• _EXERCISE INPUT_
------------------------------------
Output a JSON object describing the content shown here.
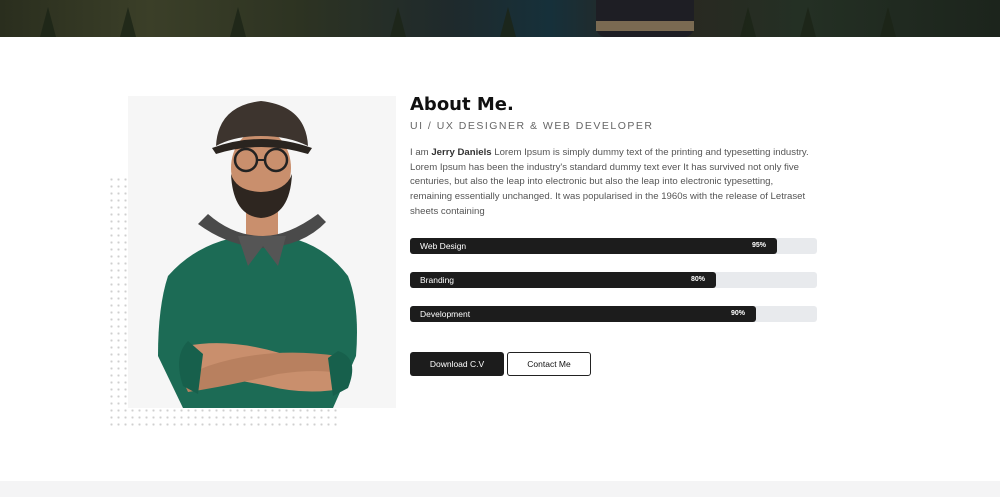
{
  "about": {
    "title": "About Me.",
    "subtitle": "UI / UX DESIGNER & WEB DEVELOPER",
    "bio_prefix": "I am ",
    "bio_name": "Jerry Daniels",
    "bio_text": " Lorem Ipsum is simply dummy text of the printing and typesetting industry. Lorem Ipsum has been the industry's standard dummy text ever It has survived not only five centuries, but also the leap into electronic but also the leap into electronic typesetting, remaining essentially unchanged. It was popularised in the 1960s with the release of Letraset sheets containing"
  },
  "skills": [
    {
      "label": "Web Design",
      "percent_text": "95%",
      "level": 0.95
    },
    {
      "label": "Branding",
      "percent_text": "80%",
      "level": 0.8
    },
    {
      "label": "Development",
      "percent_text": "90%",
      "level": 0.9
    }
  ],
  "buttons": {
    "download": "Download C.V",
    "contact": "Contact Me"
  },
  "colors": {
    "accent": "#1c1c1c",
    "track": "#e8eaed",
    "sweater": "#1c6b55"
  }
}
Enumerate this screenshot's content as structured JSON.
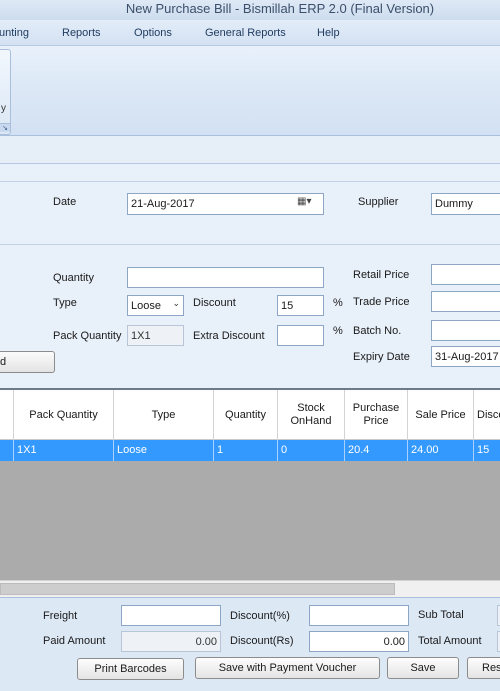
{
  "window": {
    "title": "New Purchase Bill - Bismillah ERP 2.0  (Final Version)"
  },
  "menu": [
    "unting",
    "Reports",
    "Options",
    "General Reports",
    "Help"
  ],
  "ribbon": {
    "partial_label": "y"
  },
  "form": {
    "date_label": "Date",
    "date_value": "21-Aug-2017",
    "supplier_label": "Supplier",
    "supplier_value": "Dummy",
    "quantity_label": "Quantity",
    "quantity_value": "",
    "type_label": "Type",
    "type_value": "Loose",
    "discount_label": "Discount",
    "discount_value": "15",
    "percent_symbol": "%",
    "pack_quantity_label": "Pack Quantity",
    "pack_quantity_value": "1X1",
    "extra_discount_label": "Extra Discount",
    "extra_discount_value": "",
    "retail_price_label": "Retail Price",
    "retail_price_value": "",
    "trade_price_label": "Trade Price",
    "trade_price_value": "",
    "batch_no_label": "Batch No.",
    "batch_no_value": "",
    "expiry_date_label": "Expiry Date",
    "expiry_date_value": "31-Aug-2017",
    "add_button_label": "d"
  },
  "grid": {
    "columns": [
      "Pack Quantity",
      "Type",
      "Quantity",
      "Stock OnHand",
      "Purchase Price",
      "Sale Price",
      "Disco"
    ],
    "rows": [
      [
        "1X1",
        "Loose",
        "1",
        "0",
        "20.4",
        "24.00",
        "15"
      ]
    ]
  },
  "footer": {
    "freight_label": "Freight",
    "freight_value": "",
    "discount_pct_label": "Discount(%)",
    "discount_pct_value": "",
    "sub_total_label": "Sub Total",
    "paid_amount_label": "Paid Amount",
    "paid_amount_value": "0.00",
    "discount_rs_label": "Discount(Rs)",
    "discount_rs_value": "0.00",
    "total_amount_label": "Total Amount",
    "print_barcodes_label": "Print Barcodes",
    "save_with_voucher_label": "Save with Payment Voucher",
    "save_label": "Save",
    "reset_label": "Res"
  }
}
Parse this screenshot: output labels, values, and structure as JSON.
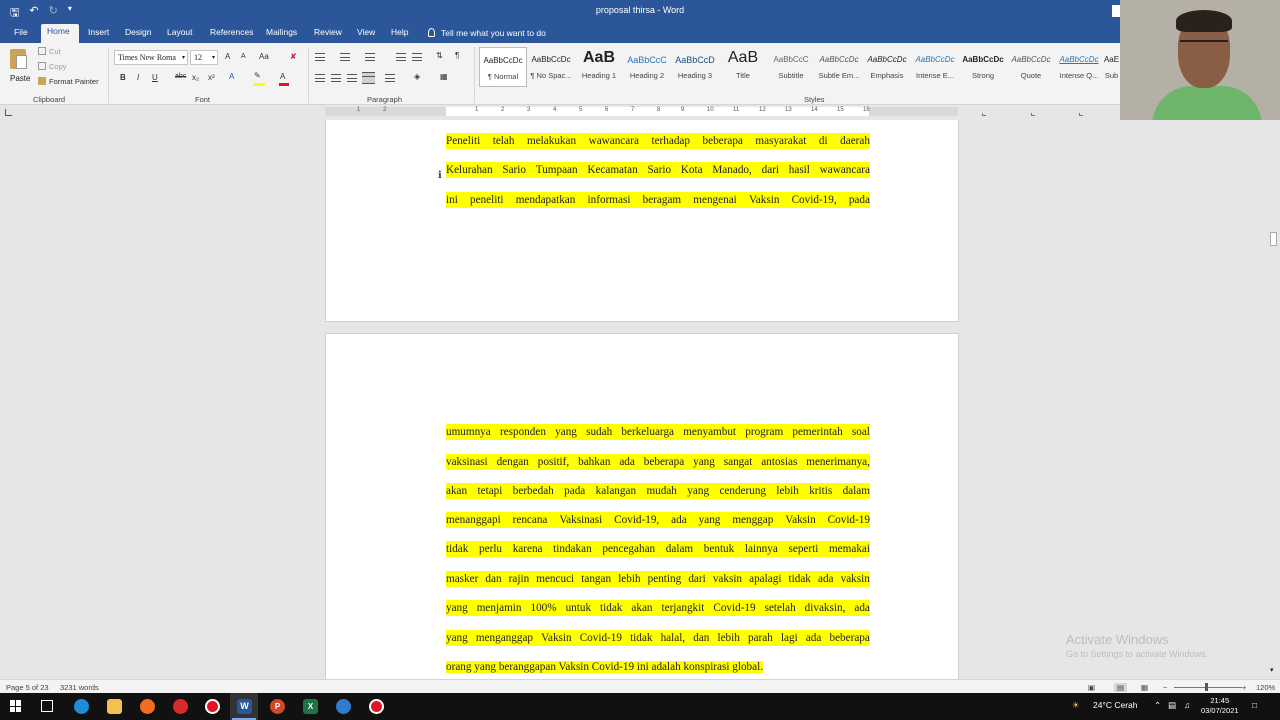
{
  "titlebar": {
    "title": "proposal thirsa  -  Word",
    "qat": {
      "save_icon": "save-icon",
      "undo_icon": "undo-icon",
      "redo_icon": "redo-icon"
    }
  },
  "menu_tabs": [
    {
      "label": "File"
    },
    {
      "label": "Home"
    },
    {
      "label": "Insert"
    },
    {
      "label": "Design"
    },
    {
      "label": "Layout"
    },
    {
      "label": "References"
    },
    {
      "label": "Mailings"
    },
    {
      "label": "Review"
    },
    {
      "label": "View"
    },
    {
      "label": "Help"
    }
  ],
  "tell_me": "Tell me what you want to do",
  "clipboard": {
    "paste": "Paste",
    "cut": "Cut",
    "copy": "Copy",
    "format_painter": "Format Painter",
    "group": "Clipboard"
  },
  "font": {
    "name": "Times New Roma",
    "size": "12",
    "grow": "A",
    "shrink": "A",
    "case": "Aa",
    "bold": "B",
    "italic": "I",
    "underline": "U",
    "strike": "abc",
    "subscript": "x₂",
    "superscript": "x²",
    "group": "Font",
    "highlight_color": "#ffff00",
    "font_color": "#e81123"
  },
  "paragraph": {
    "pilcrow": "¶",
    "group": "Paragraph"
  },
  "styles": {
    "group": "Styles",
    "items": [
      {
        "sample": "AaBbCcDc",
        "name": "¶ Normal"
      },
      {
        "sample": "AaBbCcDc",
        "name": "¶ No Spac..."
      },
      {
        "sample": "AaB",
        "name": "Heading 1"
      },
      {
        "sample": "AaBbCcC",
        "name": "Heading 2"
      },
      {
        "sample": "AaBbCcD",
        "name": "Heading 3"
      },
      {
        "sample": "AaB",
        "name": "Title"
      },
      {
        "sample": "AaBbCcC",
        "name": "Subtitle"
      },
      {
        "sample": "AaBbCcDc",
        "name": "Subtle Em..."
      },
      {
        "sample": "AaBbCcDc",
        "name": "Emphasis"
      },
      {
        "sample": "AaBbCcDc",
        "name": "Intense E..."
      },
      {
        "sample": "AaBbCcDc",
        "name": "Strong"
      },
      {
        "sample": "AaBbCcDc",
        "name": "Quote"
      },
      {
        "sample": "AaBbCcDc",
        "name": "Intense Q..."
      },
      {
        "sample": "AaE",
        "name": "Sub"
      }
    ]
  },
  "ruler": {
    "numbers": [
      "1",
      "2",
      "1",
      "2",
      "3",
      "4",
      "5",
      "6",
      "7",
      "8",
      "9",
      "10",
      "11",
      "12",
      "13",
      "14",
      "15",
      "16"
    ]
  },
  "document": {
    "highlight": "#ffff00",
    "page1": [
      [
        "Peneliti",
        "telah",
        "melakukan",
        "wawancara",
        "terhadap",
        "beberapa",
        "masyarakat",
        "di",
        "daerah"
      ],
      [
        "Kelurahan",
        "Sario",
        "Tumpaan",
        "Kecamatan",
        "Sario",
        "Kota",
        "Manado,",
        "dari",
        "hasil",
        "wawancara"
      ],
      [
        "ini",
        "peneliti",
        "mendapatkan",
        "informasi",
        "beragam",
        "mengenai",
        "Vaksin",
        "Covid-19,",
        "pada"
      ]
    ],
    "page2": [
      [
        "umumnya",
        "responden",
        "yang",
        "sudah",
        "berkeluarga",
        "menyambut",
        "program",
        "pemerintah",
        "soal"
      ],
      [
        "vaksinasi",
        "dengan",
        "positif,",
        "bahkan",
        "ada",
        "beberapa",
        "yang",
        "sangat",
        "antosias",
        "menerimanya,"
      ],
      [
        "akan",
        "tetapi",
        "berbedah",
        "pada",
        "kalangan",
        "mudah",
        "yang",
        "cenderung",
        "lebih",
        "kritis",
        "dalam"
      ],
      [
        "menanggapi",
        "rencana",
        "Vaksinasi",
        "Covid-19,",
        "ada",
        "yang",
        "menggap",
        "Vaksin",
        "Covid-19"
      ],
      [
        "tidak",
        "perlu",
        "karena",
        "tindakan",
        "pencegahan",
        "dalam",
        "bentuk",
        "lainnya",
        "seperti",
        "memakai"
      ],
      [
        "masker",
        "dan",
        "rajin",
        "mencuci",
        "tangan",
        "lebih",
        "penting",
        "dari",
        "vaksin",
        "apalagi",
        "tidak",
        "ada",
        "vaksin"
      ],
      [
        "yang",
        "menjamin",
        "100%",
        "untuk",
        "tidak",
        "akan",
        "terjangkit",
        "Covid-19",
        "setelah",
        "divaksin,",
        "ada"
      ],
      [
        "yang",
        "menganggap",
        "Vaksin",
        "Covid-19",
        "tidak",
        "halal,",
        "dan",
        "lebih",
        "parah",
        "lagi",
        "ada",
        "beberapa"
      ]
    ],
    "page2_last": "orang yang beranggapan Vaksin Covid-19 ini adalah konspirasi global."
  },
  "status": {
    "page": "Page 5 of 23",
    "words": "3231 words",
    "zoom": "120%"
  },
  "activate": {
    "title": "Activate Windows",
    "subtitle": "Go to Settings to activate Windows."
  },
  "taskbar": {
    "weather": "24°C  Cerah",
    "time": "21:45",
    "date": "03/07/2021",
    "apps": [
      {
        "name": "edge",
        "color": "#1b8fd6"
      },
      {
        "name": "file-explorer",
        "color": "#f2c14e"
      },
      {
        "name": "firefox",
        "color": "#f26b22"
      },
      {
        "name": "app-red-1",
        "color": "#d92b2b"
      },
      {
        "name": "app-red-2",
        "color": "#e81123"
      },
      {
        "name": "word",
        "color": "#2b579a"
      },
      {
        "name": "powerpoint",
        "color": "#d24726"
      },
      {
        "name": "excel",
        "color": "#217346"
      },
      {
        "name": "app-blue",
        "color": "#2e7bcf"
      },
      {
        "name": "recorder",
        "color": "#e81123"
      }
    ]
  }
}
------------------------------------
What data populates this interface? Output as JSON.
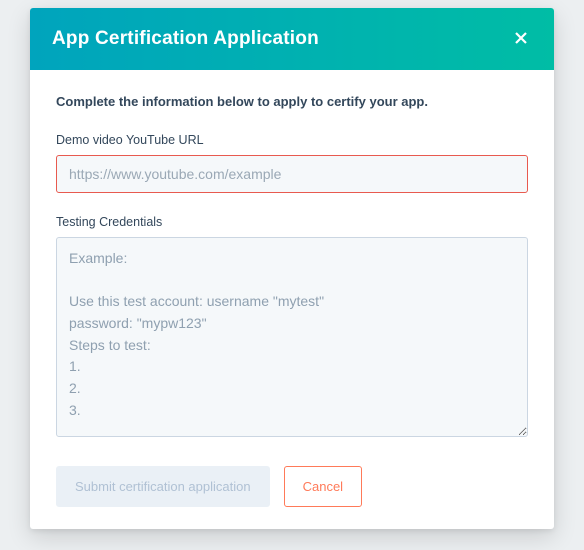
------------------------------------
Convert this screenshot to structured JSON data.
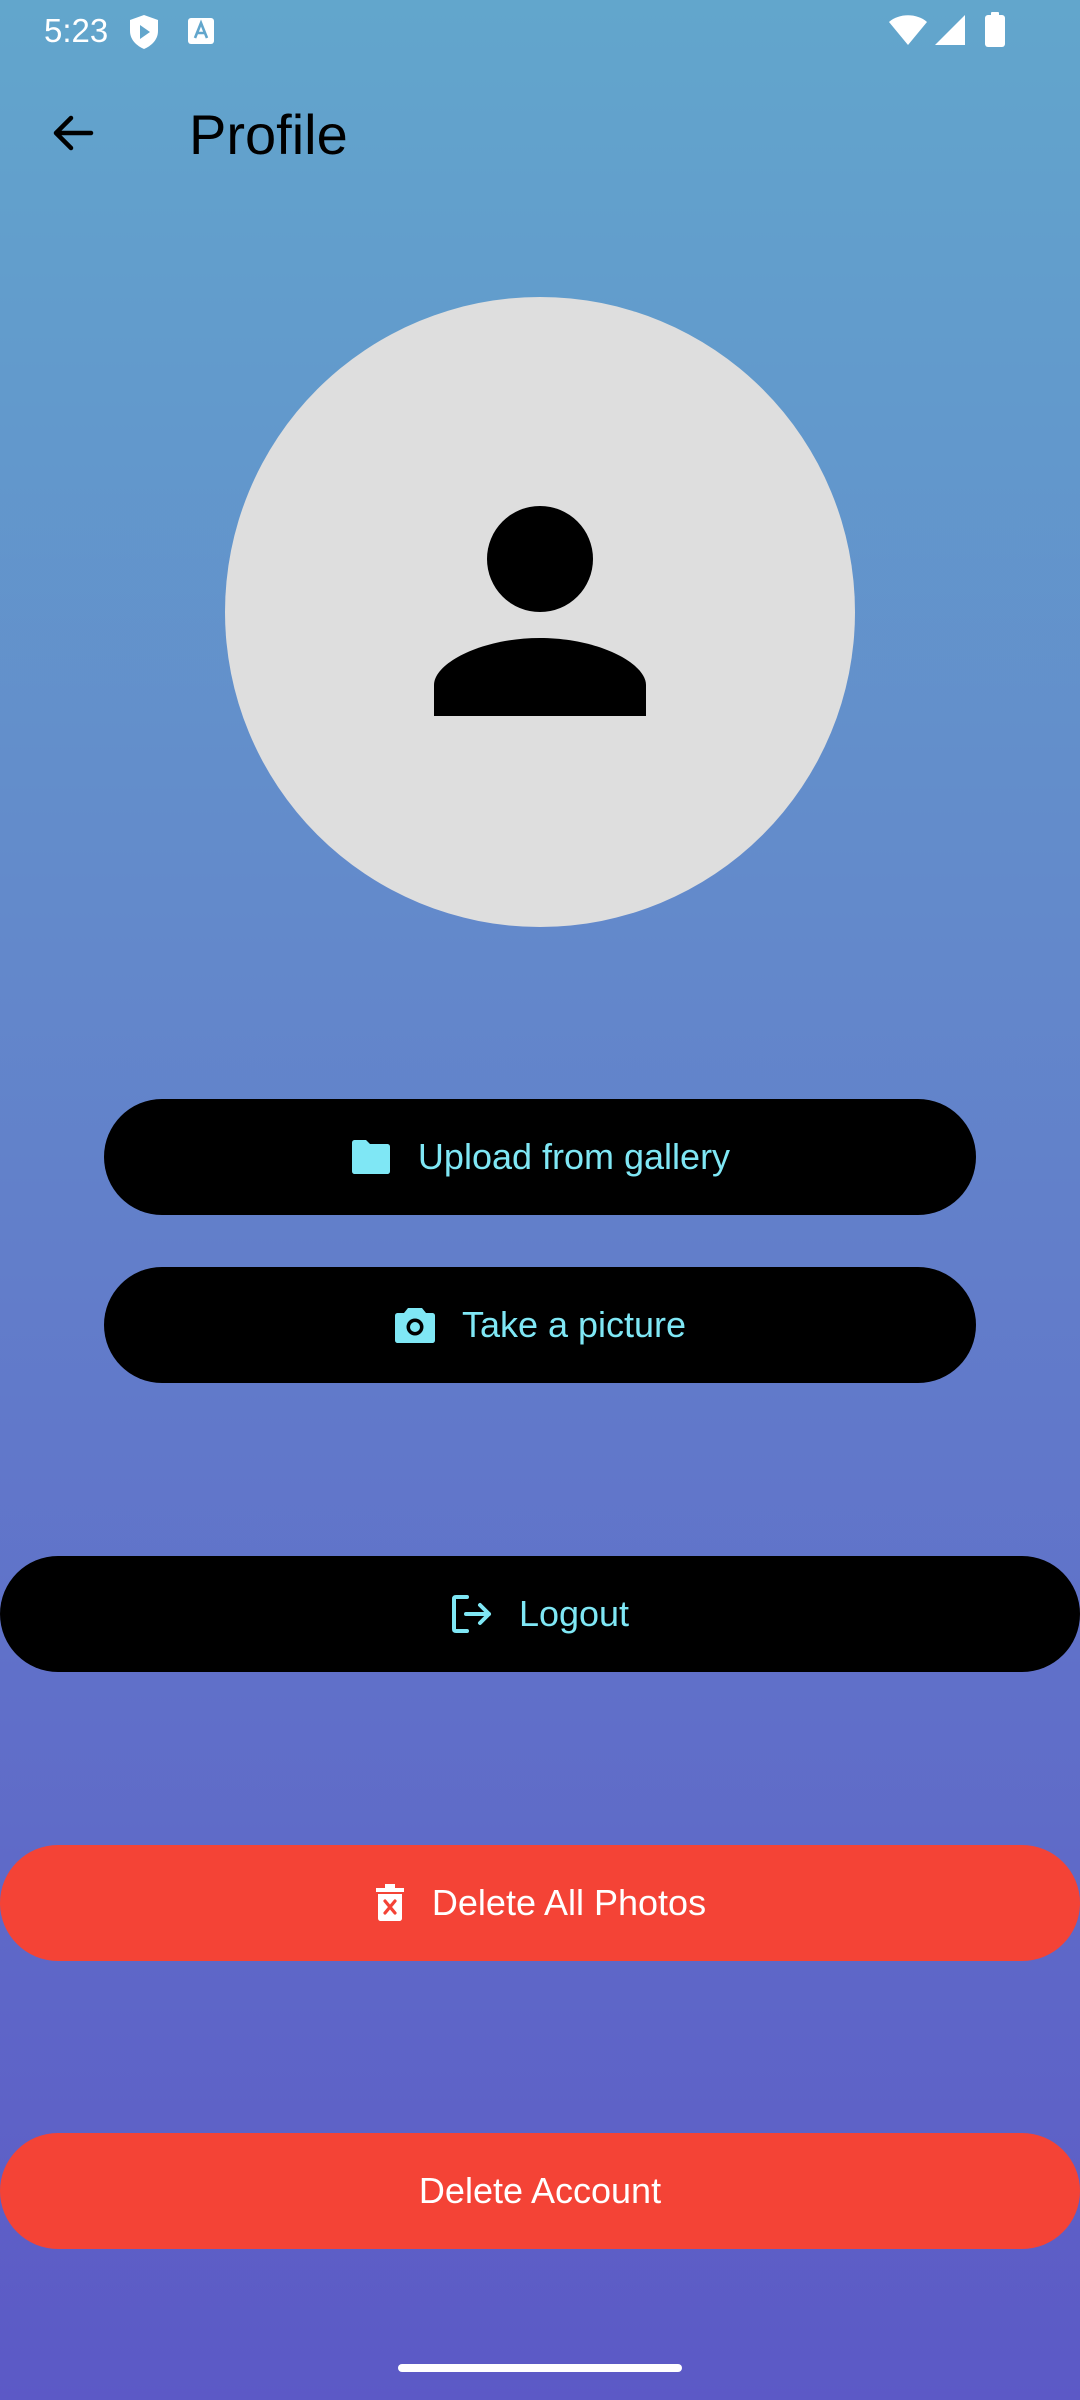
------------------------------------
• _REQUIREMENT_
Using the records above, find and show each line with the string "data".

• _SOLUTION TO THIS PROBLEM_
What data populates this interface? Output as JSON.
Convert this screenshot to structured JSON data.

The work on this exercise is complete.